Images do not belong in the copy. Retype all the entries below exactly.

Material for the task –
--- begin ---

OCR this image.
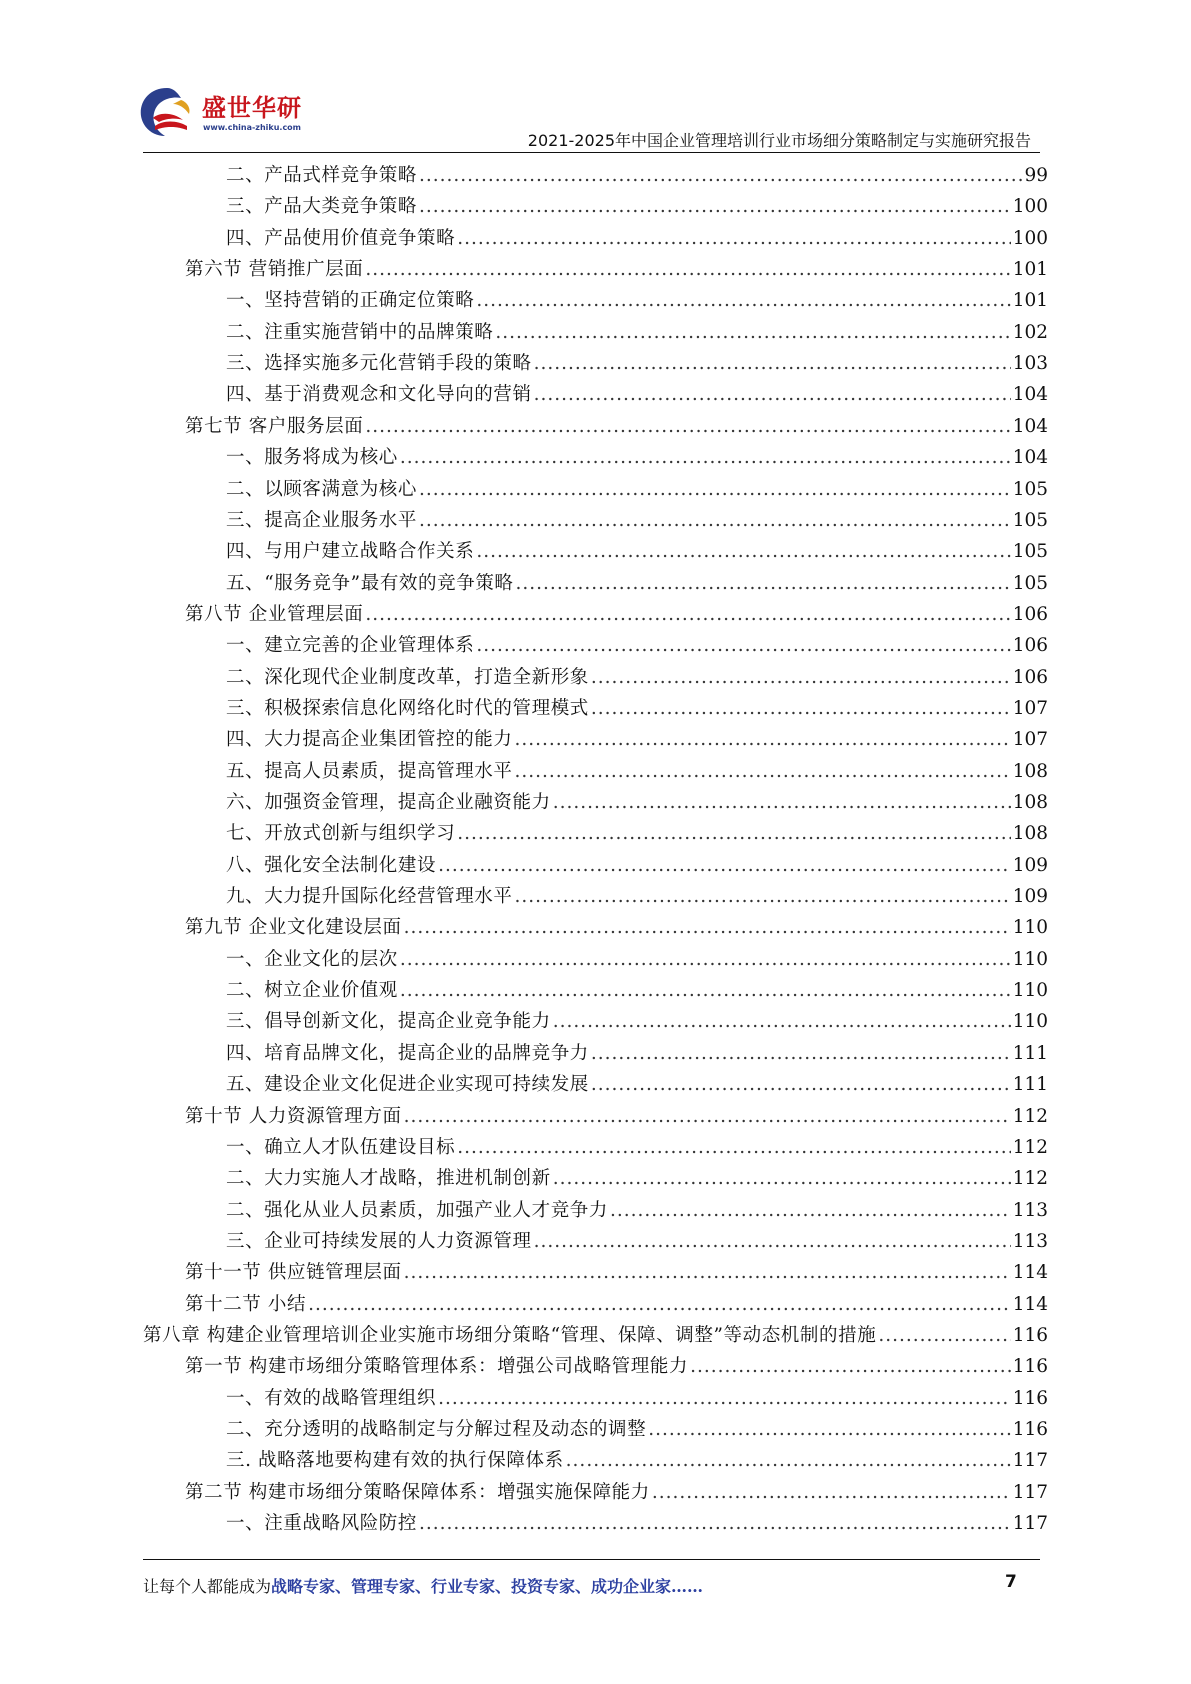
盛世华研
www.china-zhiku.com
2021-2025年中国企业管理培训行业市场细分策略制定与实施研究报告
二、产品式样竞争策略 .....	99
三、产品大类竞争策略 .....	100
四、产品使用价值竞争策略 .....	100
第六节 营销推广层面 .....	101
一、坚持营销的正确定位策略 .....	101
二、注重实施营销中的品牌策略 .....	102
三、选择实施多元化营销手段的策略 .....	103
四、基于消费观念和文化导向的营销 .....	104
第七节 客户服务层面 .....	104
一、服务将成为核心 .....	104
二、以顾客满意为核心 .....	105
三、提高企业服务水平 .....	105
四、与用户建立战略合作关系 .....	105
五、“服务竞争”最有效的竞争策略 .....	105
第八节 企业管理层面 .....	106
一、建立完善的企业管理体系 .....	106
二、深化现代企业制度改革，打造全新形象 .....	106
三、积极探索信息化网络化时代的管理模式 .....	107
四、大力提高企业集团管控的能力 .....	107
五、提高人员素质，提高管理水平 .....	108
六、加强资金管理，提高企业融资能力 .....	108
七、开放式创新与组织学习 .....	108
八、强化安全法制化建设 .....	109
九、大力提升国际化经营管理水平 .....	109
第九节 企业文化建设层面 .....	110
一、企业文化的层次 .....	110
二、树立企业价值观 .....	110
三、倡导创新文化，提高企业竞争能力 .....	110
四、培育品牌文化，提高企业的品牌竞争力 .....	111
五、建设企业文化促进企业实现可持续发展 .....	111
第十节 人力资源管理方面 .....	112
一、确立人才队伍建设目标 .....	112
二、大力实施人才战略，推进机制创新 .....	112
二、强化从业人员素质，加强产业人才竞争力 .....	113
三、企业可持续发展的人力资源管理 .....	113
第十一节 供应链管理层面 .....	114
第十二节 小结 .....	114
第八章 构建企业管理培训企业实施市场细分策略“管理、保障、调整”等动态机制的措施 .....	116
第一节 构建市场细分策略管理体系：增强公司战略管理能力 .....	116
一、有效的战略管理组织 .....	116
二、充分透明的战略制定与分解过程及动态的调整 .....	116
三. 战略落地要构建有效的执行保障体系 .....	117
第二节 构建市场细分策略保障体系：增强实施保障能力 .....	117
一、注重战略风险防控 .....	117
让每个人都能成为战略专家、管理专家、行业专家、投资专家、成功企业家……	7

--- end ---

Answer to the task –
OCR this image.
盛世华研
www.china-zhiku.com
2021-2025年中国企业管理培训行业市场细分策略制定与实施研究报告
二、产品式样竞争策略 .....	99
三、产品大类竞争策略 .....	100
四、产品使用价值竞争策略 .....	100
第六节 营销推广层面 .....	101
一、坚持营销的正确定位策略 .....	101
二、注重实施营销中的品牌策略 .....	102
三、选择实施多元化营销手段的策略 .....	103
四、基于消费观念和文化导向的营销 .....	104
第七节 客户服务层面 .....	104
一、服务将成为核心 .....	104
二、以顾客满意为核心 .....	105
三、提高企业服务水平 .....	105
四、与用户建立战略合作关系 .....	105
五、“服务竞争”最有效的竞争策略 .....	105
第八节 企业管理层面 .....	106
一、建立完善的企业管理体系 .....	106
二、深化现代企业制度改革，打造全新形象 .....	106
三、积极探索信息化网络化时代的管理模式 .....	107
四、大力提高企业集团管控的能力 .....	107
五、提高人员素质，提高管理水平 .....	108
六、加强资金管理，提高企业融资能力 .....	108
七、开放式创新与组织学习 .....	108
八、强化安全法制化建设 .....	109
九、大力提升国际化经营管理水平 .....	109
第九节 企业文化建设层面 .....	110
一、企业文化的层次 .....	110
二、树立企业价值观 .....	110
三、倡导创新文化，提高企业竞争能力 .....	110
四、培育品牌文化，提高企业的品牌竞争力 .....	111
五、建设企业文化促进企业实现可持续发展 .....	111
第十节 人力资源管理方面 .....	112
一、确立人才队伍建设目标 .....	112
二、大力实施人才战略，推进机制创新 .....	112
二、强化从业人员素质，加强产业人才竞争力 .....	113
三、企业可持续发展的人力资源管理 .....	113
第十一节 供应链管理层面 .....	114
第十二节 小结 .....	114
第八章 构建企业管理培训企业实施市场细分策略“管理、保障、调整”等动态机制的措施 .....	116
第一节 构建市场细分策略管理体系：增强公司战略管理能力 .....	116
一、有效的战略管理组织 .....	116
二、充分透明的战略制定与分解过程及动态的调整 .....	116
三. 战略落地要构建有效的执行保障体系 .....	117
第二节 构建市场细分策略保障体系：增强实施保障能力 .....	117
一、注重战略风险防控 .....	117
让每个人都能成为战略专家、管理专家、行业专家、投资专家、成功企业家……	7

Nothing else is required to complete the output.